The purpose of this study is to recover 3D-T1 weighted brain MRI scans from Multiple Sclerosis (MS) patients to reproduce a homologous representation of their lesion-free brain.
In population-level studies, the comparison of MS brain MRIs with their synthetic lesion-free counterpart may highlight disease-specific variability which may provide insights into MS pathophysiology.
A generative adversarial network (GAN) based on StyleGAN2 was trained to generate synthetic healthy brain scans from a 512-dimensional latent variable. Then, each MS brain was projected to this latent-space to recover the latent variable that generates the synthetic ‘healthy’ brain which is the most similar to the MS brain.
For model training, 3500 3D T1-weighted brain MRIs from healthy adults were pooled across the HCP, OASIS2 and IXI datasets. For evaluation, scans from 2398 MS patients from ADVANCE (NCT00906399) and ASCEND (NCT01416181) trials were used. All scans were skull-stripped, resampled to 2-mm isotropic voxel spacing, and intensity-normalized via min-max mapping to the range [-1, 1].
Model evaluation included visual inspection and quantitative measures: Mean Squared Error (MSE), Structural Similarity Metric (SSIM) and Peak Signal to Noise Ratio (PSNR) between the original MS brain scans and their synthetic lesion-free counterpart, excluding lesion mask areas.
We applied our method to 3D T1-weighted MRIs of MS patients to recover lesion-free brains with an isotropic resolution of 2mm. The generated lesion-free brain scans showed no MS lesions and displayed great similarity to the diseased brain outside of the MS lesion areas, as highlighted by the following metrics: SSIM = 0.99, PSNR = 34.5, MSE = 1.49e-3.
Our method reconstructed realistic lesion-free representations of 3D T1-weighted brain MRI scans of MS patients. This method could be generalizable to other neurological diseases.

········

▸ Work instructions
Retype the part of the MS brain MRI study summary starting at "The purpose of" and ending at "into MS pathophysiology.". The rows below come from a different source than the text above.

········

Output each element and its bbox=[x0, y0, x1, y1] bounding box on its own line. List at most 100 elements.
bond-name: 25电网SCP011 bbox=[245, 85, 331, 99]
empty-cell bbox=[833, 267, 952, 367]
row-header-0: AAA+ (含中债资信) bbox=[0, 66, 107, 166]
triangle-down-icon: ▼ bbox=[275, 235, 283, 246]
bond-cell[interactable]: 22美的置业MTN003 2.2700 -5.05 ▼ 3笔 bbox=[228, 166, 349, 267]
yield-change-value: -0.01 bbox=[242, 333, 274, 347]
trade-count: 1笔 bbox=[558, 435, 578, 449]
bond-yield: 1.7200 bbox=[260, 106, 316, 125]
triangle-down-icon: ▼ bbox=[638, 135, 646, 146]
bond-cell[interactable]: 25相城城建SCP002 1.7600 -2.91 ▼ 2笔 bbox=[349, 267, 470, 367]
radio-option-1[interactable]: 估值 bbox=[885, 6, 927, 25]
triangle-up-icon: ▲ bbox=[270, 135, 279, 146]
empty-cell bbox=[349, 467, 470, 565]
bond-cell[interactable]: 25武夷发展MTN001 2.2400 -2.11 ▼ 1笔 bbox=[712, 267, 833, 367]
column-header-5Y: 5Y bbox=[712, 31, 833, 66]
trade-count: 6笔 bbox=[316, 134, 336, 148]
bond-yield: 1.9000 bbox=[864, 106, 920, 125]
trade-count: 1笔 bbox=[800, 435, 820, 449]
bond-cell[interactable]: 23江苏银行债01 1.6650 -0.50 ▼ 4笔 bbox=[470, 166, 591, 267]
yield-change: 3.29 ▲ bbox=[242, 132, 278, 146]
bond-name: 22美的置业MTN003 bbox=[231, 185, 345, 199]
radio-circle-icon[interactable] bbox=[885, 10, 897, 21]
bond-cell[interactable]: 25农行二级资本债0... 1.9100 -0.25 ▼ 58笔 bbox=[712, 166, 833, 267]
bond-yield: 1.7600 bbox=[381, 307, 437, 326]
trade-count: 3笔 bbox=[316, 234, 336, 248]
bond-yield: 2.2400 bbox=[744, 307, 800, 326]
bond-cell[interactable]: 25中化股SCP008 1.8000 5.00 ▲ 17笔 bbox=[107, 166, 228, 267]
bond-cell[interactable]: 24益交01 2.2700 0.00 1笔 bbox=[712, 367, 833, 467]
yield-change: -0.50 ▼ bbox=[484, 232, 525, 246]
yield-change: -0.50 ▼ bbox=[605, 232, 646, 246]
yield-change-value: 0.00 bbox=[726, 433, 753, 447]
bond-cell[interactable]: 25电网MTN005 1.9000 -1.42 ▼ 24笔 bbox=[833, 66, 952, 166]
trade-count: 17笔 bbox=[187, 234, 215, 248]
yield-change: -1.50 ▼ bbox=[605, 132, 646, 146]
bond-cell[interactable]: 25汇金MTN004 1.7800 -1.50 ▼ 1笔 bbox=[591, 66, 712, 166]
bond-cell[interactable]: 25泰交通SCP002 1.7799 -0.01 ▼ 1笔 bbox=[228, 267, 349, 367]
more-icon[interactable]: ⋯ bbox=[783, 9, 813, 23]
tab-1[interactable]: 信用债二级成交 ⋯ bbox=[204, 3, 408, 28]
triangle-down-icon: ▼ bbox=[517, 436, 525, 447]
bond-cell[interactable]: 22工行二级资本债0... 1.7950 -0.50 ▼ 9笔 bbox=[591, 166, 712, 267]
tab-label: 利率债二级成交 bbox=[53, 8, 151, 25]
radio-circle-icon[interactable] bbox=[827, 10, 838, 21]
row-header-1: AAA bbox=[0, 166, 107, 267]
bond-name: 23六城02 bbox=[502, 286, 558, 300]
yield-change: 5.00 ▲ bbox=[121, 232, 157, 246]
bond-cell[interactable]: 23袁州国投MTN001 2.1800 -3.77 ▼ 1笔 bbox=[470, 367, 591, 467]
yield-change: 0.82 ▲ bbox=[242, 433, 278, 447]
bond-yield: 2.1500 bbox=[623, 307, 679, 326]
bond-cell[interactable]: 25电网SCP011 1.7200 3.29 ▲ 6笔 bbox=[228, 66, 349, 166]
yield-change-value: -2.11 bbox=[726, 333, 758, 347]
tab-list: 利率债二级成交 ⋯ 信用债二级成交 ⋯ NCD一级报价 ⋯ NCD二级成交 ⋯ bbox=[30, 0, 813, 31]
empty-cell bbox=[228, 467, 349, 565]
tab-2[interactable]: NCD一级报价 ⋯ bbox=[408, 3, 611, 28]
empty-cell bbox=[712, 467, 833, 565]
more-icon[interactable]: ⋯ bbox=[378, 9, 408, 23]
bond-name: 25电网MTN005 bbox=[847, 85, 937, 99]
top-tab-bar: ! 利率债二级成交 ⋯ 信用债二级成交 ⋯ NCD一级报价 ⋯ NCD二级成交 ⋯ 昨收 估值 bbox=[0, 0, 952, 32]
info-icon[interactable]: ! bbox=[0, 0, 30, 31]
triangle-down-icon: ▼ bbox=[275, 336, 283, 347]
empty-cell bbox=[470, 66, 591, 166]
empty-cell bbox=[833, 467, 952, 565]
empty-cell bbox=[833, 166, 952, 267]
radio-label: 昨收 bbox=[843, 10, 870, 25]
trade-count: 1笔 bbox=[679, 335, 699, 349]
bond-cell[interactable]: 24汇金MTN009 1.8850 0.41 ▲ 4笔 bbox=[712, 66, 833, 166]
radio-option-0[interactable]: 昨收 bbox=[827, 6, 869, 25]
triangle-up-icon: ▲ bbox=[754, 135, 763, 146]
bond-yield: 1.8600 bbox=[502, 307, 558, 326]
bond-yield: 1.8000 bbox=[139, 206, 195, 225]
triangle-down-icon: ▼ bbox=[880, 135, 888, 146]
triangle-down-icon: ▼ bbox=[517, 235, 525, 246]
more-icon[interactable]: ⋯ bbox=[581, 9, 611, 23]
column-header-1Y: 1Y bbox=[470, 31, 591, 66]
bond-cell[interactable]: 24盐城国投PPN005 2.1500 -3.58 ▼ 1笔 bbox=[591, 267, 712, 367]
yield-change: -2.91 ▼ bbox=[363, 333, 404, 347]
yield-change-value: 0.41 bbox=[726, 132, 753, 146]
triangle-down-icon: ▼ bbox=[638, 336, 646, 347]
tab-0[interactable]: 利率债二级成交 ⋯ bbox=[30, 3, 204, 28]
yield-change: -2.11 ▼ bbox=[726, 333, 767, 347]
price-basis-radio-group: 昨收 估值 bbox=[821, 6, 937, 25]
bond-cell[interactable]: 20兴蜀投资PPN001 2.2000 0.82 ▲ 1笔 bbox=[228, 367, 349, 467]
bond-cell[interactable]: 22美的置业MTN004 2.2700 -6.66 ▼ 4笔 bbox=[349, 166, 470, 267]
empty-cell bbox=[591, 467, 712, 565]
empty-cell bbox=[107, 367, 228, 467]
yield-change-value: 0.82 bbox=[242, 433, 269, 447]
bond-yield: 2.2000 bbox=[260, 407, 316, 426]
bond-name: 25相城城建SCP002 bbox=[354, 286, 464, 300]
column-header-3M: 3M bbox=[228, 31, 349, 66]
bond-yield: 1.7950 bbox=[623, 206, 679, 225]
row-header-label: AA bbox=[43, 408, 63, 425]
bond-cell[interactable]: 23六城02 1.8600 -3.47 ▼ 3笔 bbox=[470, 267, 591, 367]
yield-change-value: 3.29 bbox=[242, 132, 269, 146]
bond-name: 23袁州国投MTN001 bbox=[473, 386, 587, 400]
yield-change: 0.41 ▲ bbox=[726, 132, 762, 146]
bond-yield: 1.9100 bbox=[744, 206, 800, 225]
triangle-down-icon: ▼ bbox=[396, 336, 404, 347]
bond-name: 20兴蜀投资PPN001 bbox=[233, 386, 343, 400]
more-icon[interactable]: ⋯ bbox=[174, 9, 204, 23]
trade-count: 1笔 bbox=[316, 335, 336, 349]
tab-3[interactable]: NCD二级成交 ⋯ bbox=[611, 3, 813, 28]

········

▸ Output
The purpose of this study is to recover 3D-T1 weighted brain MRI scans from Multiple Sclerosis (MS) patients to reproduce a homologous representation of their lesion-free brain.
In population-level studies, the comparison of MS brain MRIs with their synthetic lesion-free counterpart may highlight disease-specific variability which may provide insights into MS pathophysiology.